## Task brief
Reproduce the listing below exactly, minus its pictures.

## Data extracted from a collection
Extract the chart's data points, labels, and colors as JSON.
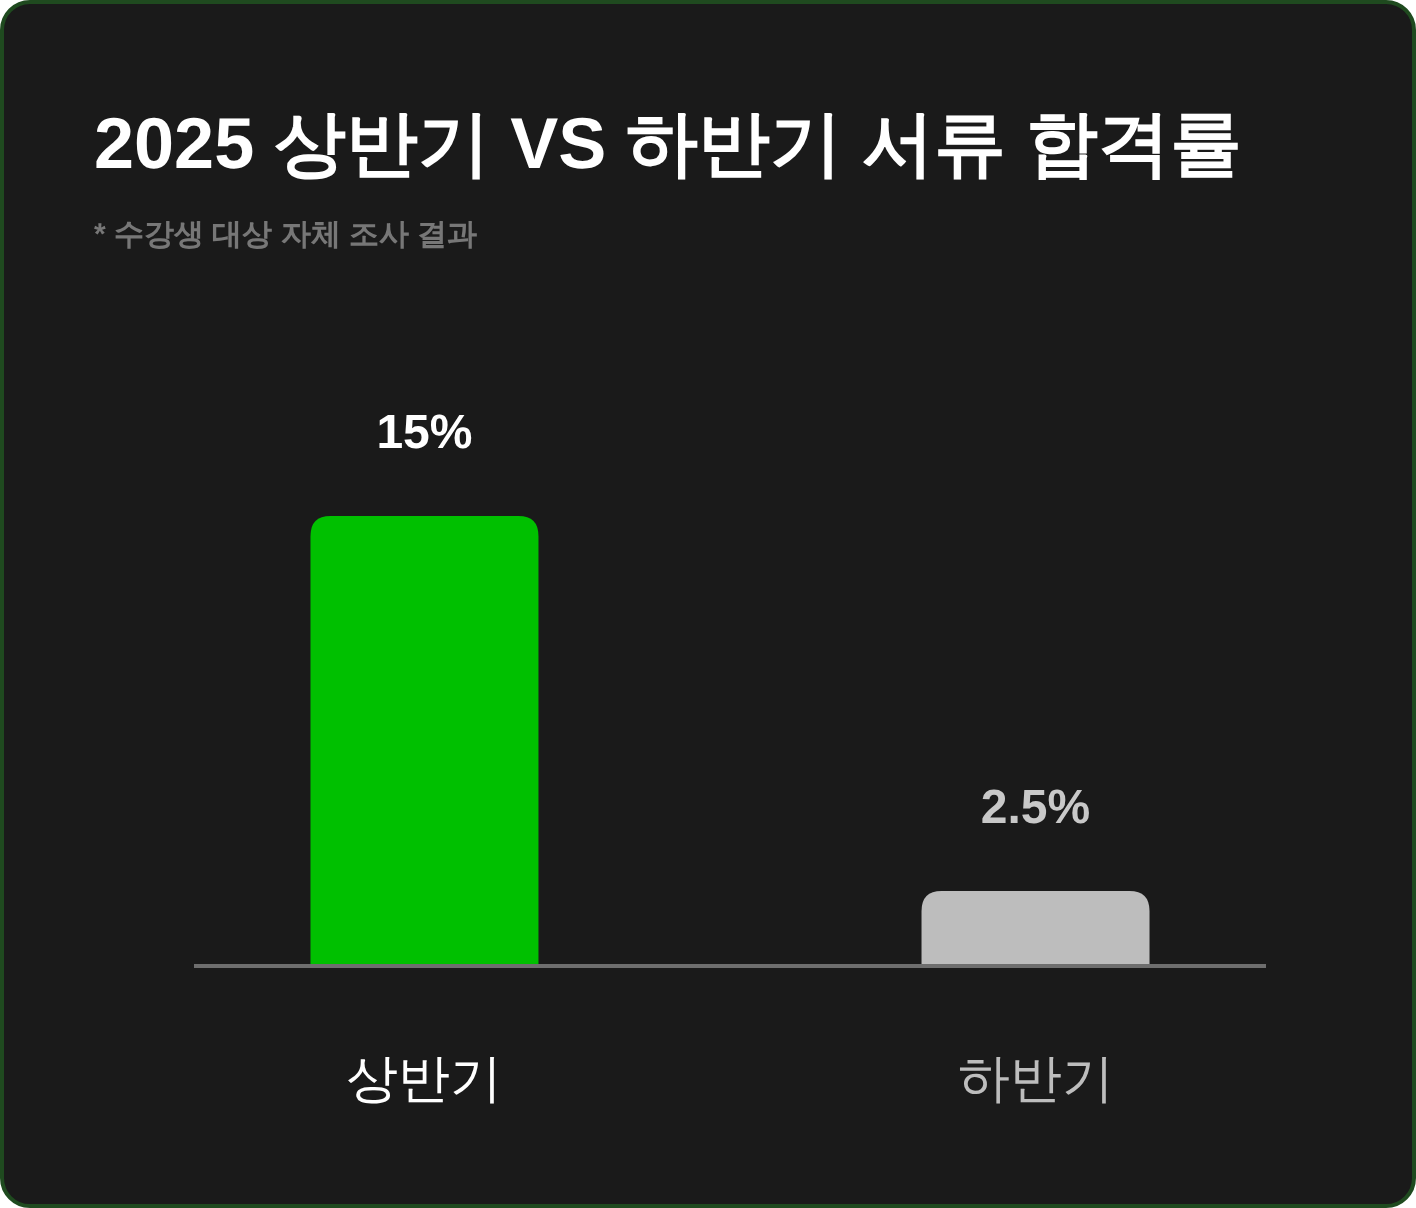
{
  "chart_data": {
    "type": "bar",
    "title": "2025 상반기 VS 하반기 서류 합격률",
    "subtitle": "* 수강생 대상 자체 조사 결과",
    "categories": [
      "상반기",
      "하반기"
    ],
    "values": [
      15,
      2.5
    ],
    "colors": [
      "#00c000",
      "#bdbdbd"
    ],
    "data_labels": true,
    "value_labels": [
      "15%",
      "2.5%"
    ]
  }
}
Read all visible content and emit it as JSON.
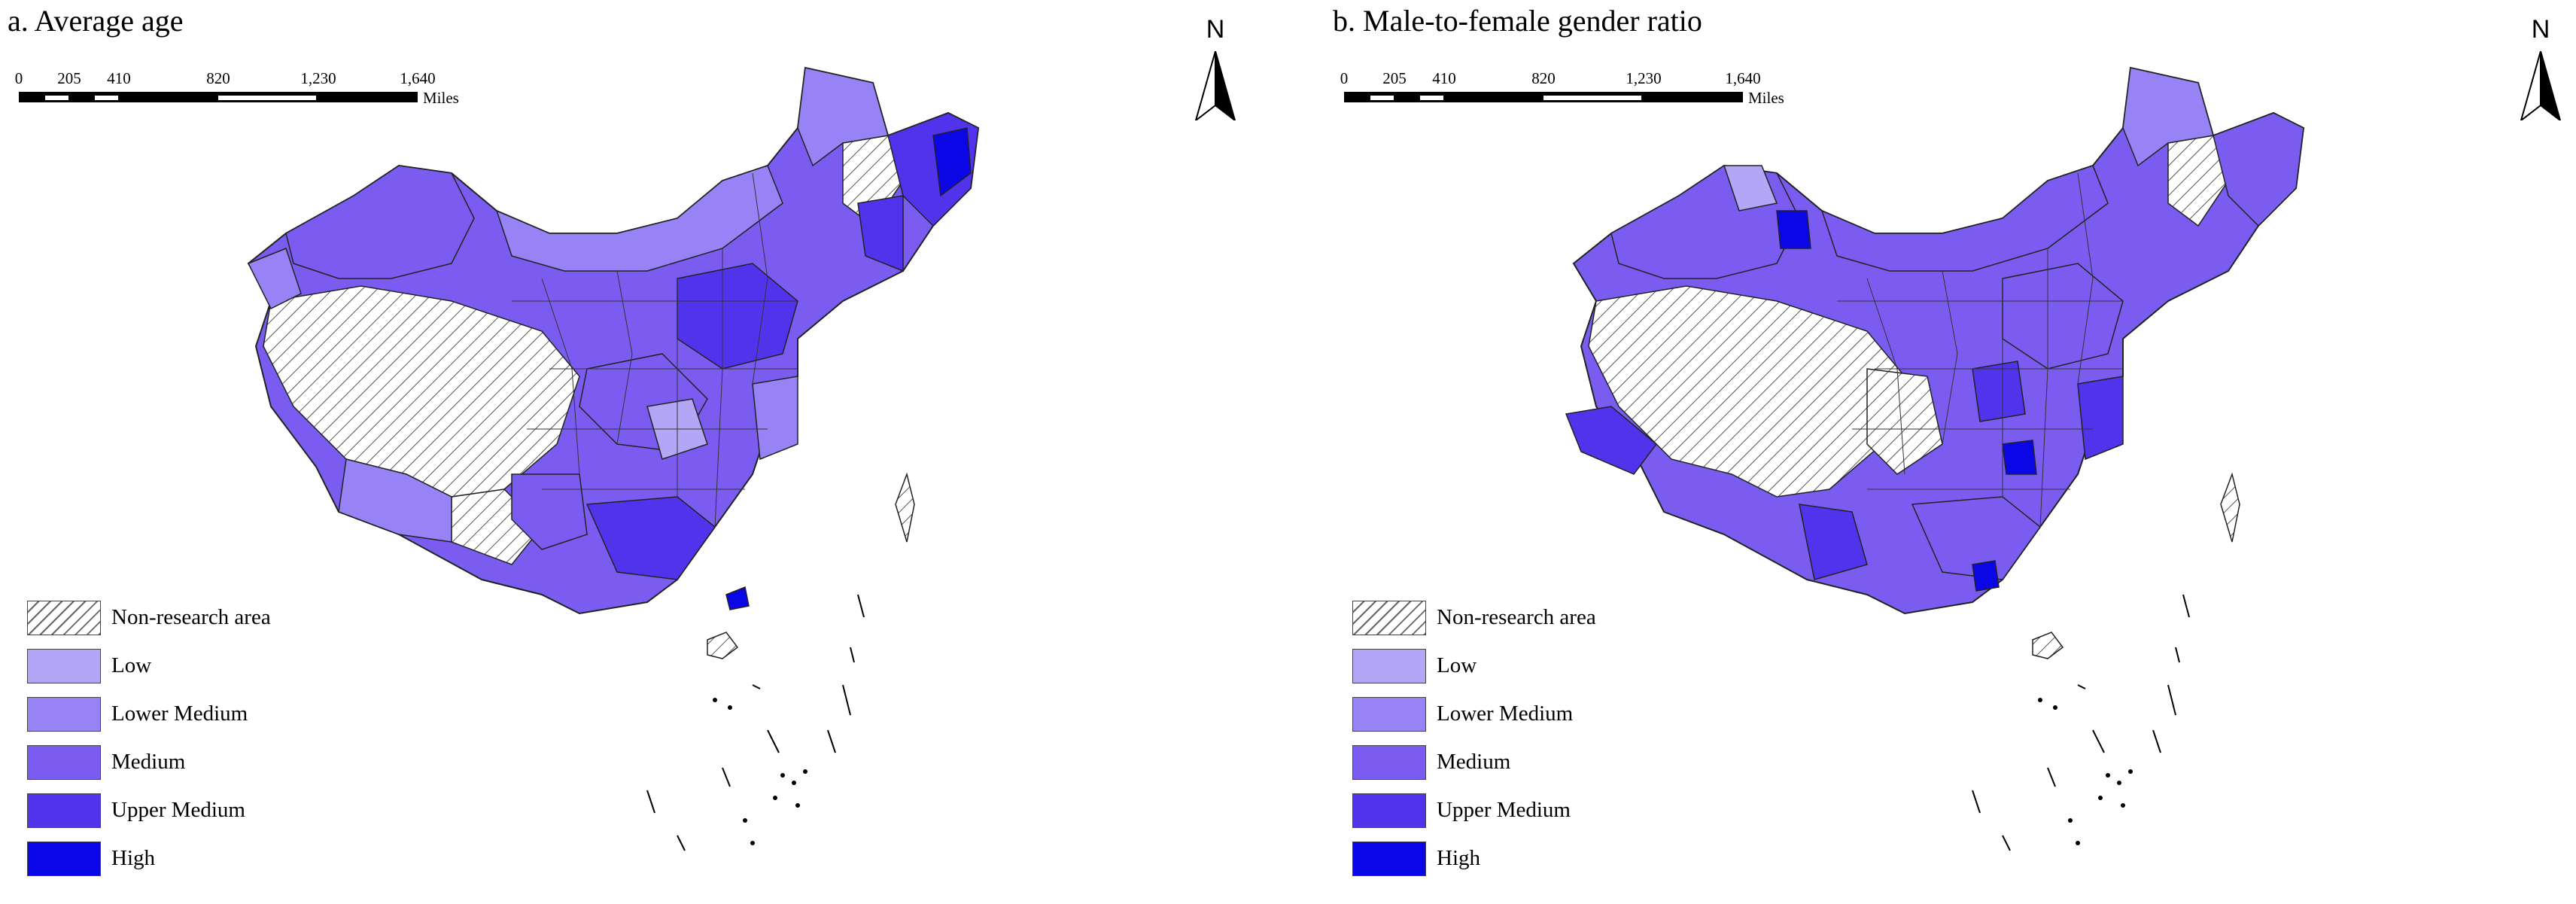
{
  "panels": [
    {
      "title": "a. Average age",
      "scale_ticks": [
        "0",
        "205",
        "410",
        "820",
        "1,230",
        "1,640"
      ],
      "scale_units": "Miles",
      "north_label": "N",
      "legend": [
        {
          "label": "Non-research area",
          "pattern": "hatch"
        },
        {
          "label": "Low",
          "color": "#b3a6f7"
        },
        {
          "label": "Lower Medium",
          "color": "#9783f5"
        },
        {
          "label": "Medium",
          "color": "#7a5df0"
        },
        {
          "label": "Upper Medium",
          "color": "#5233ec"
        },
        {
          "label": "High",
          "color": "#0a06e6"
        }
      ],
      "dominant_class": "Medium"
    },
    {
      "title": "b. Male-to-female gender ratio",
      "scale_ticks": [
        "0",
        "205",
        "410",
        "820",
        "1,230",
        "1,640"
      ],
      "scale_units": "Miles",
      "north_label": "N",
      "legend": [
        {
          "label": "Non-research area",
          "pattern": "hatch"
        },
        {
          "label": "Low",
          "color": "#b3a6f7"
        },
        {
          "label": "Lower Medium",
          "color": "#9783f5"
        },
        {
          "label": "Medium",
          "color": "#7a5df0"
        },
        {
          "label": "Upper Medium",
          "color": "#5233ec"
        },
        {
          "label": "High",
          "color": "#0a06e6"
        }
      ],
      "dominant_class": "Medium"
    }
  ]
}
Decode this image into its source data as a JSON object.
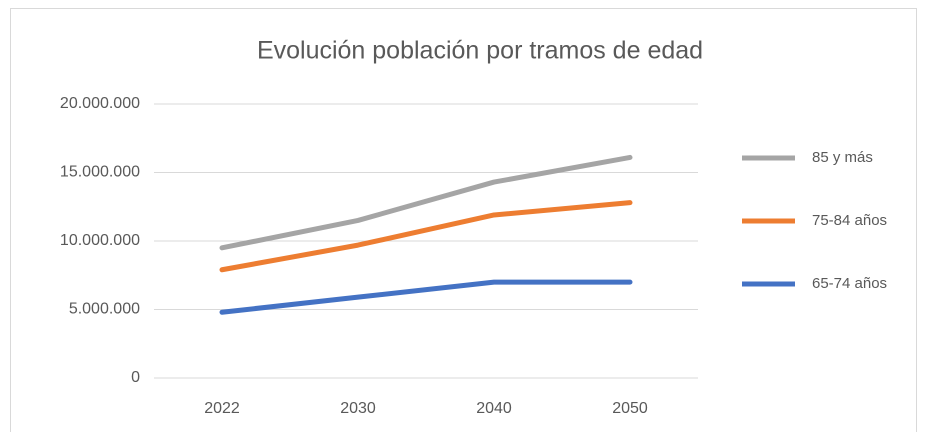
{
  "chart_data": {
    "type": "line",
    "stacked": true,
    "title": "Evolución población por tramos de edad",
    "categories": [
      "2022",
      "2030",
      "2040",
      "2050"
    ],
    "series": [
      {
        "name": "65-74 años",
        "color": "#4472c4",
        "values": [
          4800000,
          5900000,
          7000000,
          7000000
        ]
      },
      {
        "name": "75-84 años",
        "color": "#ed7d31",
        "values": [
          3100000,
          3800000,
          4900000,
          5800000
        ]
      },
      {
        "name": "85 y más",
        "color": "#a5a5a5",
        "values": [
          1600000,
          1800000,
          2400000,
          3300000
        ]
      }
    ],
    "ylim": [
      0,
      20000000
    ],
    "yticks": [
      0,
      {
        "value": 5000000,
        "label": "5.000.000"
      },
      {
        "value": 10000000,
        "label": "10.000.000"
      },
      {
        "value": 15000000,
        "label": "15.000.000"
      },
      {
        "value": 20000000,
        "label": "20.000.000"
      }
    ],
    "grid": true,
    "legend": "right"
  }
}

## The response
Extract the chart's data points, labels, and colors as JSON.
{
  "chart_data": {
    "type": "bar",
    "title": "2025 상반기 VS 하반기 서류 합격률",
    "subtitle": "* 수강생 대상 자체 조사 결과",
    "categories": [
      "상반기",
      "하반기"
    ],
    "values": [
      15,
      2.5
    ],
    "colors": [
      "#00c000",
      "#bdbdbd"
    ],
    "data_labels": true,
    "value_labels": [
      "15%",
      "2.5%"
    ]
  }
}
Read all visible content and emit it as JSON.
{
  "panels": [
    {
      "title": "a. Average age",
      "scale_ticks": [
        "0",
        "205",
        "410",
        "820",
        "1,230",
        "1,640"
      ],
      "scale_units": "Miles",
      "north_label": "N",
      "legend": [
        {
          "label": "Non-research area",
          "pattern": "hatch"
        },
        {
          "label": "Low",
          "color": "#b3a6f7"
        },
        {
          "label": "Lower Medium",
          "color": "#9783f5"
        },
        {
          "label": "Medium",
          "color": "#7a5df0"
        },
        {
          "label": "Upper Medium",
          "color": "#5233ec"
        },
        {
          "label": "High",
          "color": "#0a06e6"
        }
      ],
      "dominant_class": "Medium"
    },
    {
      "title": "b. Male-to-female gender ratio",
      "scale_ticks": [
        "0",
        "205",
        "410",
        "820",
        "1,230",
        "1,640"
      ],
      "scale_units": "Miles",
      "north_label": "N",
      "legend": [
        {
          "label": "Non-research area",
          "pattern": "hatch"
        },
        {
          "label": "Low",
          "color": "#b3a6f7"
        },
        {
          "label": "Lower Medium",
          "color": "#9783f5"
        },
        {
          "label": "Medium",
          "color": "#7a5df0"
        },
        {
          "label": "Upper Medium",
          "color": "#5233ec"
        },
        {
          "label": "High",
          "color": "#0a06e6"
        }
      ],
      "dominant_class": "Medium"
    }
  ]
}
Decode this image into its source data as a JSON object.
{
  "chart_data": {
    "type": "line",
    "stacked": true,
    "title": "Evolución población por tramos de edad",
    "categories": [
      "2022",
      "2030",
      "2040",
      "2050"
    ],
    "series": [
      {
        "name": "65-74 años",
        "color": "#4472c4",
        "values": [
          4800000,
          5900000,
          7000000,
          7000000
        ]
      },
      {
        "name": "75-84 años",
        "color": "#ed7d31",
        "values": [
          3100000,
          3800000,
          4900000,
          5800000
        ]
      },
      {
        "name": "85 y más",
        "color": "#a5a5a5",
        "values": [
          1600000,
          1800000,
          2400000,
          3300000
        ]
      }
    ],
    "ylim": [
      0,
      20000000
    ],
    "yticks": [
      0,
      {
        "value": 5000000,
        "label": "5.000.000"
      },
      {
        "value": 10000000,
        "label": "10.000.000"
      },
      {
        "value": 15000000,
        "label": "15.000.000"
      },
      {
        "value": 20000000,
        "label": "20.000.000"
      }
    ],
    "grid": true,
    "legend": "right"
  }
}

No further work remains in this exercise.